(Data records)
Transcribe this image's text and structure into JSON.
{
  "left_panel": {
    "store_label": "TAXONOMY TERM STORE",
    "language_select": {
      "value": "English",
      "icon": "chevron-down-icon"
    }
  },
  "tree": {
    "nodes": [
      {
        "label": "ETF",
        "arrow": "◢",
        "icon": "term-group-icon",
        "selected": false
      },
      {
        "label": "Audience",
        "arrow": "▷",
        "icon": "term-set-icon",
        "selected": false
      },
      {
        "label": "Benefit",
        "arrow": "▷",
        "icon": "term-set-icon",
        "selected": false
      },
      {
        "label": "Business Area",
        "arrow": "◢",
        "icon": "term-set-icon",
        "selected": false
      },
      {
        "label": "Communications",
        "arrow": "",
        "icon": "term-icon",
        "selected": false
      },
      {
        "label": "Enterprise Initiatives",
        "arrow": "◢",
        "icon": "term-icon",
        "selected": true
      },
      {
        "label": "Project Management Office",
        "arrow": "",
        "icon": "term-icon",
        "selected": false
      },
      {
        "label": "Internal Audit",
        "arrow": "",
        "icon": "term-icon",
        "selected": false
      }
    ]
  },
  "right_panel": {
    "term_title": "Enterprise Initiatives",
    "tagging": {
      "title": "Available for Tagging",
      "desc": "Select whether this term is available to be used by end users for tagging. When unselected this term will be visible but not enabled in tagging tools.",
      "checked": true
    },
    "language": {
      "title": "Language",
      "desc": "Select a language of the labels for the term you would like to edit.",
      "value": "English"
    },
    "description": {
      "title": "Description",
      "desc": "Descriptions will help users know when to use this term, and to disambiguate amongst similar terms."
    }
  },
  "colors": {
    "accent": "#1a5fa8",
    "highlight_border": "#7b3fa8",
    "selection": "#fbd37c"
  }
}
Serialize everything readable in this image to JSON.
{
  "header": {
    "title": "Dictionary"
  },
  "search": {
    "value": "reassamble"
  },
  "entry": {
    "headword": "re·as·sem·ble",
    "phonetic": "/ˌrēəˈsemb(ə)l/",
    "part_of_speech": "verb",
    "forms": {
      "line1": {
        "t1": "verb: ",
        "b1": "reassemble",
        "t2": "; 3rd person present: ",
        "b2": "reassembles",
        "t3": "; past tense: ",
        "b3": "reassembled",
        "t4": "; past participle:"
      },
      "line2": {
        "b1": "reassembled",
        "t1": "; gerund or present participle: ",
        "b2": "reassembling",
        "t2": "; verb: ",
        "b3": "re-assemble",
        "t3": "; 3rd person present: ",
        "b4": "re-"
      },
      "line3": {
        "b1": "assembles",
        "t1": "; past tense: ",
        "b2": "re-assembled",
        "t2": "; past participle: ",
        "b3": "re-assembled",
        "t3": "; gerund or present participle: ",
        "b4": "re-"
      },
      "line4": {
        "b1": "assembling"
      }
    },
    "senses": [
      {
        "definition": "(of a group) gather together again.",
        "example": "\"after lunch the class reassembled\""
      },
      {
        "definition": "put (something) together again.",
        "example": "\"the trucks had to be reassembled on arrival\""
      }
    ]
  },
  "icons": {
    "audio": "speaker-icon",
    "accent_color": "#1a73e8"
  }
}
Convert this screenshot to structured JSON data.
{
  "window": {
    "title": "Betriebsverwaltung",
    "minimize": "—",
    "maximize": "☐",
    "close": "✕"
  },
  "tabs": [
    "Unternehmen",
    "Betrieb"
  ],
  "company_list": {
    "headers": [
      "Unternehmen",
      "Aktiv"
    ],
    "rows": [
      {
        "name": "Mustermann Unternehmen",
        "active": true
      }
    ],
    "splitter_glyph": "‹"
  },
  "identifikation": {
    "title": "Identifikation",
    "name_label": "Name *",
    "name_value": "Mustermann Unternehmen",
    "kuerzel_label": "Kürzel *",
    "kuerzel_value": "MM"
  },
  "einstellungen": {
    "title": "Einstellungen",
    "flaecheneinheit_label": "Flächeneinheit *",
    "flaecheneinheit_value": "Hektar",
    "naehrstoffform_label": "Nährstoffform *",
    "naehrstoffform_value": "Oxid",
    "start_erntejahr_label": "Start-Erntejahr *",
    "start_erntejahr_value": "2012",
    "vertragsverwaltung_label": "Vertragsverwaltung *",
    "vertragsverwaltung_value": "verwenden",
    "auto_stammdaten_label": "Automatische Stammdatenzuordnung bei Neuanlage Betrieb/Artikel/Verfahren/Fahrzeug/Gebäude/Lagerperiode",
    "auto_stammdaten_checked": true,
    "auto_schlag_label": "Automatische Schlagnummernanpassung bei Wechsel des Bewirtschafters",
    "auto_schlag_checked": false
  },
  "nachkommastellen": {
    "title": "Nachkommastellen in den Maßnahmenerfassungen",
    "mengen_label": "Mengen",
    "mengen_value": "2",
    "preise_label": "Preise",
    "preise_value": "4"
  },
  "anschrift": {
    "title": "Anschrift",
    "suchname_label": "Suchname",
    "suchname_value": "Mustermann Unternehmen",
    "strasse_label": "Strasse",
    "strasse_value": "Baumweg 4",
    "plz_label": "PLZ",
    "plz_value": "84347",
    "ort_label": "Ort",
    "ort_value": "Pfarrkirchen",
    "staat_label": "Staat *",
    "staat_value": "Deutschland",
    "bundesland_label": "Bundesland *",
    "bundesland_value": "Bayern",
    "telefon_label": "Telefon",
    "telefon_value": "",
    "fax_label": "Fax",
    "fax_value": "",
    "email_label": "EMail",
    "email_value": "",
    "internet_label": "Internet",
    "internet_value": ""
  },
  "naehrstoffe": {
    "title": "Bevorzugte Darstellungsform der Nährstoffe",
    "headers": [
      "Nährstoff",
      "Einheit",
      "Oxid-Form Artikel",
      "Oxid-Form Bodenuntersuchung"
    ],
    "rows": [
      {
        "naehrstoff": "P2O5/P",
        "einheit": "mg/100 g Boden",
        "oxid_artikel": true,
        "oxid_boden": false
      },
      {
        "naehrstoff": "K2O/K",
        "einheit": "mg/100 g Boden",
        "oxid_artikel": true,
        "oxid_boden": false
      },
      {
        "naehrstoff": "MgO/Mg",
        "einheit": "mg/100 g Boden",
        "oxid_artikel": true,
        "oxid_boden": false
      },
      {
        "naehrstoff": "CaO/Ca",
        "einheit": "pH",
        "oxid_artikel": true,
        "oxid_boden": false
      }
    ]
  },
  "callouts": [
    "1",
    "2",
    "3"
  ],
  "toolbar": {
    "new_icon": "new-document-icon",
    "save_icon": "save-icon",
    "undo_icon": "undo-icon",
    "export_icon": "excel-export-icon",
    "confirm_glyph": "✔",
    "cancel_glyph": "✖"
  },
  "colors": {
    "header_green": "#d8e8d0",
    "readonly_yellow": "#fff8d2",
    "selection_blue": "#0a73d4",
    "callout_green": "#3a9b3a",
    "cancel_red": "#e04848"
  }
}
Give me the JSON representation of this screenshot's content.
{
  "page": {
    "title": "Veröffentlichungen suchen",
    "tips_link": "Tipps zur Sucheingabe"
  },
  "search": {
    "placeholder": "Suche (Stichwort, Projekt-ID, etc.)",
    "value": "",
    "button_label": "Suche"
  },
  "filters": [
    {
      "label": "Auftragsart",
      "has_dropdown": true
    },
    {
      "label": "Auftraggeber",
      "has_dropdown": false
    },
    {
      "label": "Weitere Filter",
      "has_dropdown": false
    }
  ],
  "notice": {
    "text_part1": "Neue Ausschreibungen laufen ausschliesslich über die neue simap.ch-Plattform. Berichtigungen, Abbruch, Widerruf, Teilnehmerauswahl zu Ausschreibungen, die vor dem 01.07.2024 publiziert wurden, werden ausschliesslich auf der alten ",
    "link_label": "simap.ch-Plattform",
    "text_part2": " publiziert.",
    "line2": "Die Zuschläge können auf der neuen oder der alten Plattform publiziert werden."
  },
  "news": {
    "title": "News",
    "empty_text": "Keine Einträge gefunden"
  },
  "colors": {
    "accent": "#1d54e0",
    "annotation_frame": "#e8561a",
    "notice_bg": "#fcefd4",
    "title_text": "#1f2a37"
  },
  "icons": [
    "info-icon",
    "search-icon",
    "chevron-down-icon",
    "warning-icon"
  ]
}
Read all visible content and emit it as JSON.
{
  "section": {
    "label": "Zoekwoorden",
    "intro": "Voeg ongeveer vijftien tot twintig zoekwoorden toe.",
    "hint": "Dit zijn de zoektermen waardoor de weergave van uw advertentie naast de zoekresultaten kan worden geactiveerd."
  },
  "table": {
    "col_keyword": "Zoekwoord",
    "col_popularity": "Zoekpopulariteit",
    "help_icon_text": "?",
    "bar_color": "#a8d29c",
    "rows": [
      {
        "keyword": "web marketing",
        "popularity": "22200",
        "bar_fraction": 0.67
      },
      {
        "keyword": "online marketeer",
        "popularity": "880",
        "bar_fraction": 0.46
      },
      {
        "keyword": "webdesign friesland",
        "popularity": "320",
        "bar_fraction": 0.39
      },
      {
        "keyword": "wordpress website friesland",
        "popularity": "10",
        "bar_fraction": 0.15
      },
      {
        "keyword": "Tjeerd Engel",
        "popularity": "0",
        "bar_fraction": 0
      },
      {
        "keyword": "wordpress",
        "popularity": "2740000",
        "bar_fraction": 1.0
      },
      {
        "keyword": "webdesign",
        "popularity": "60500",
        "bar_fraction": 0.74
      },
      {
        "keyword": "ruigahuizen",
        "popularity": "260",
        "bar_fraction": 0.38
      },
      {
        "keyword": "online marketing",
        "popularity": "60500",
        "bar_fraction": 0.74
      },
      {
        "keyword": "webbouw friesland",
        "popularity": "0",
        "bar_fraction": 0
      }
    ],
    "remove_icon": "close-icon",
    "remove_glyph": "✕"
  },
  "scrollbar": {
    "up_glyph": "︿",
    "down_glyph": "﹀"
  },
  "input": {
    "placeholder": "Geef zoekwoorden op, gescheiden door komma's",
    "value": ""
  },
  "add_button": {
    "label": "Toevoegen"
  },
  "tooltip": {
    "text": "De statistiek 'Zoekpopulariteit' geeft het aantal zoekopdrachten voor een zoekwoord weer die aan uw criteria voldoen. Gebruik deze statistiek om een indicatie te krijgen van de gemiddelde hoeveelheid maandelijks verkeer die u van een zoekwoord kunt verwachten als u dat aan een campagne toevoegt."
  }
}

> Exercise instructions: Give only the number of lines in the material above that hold the word "marketing".

> Right answer: 2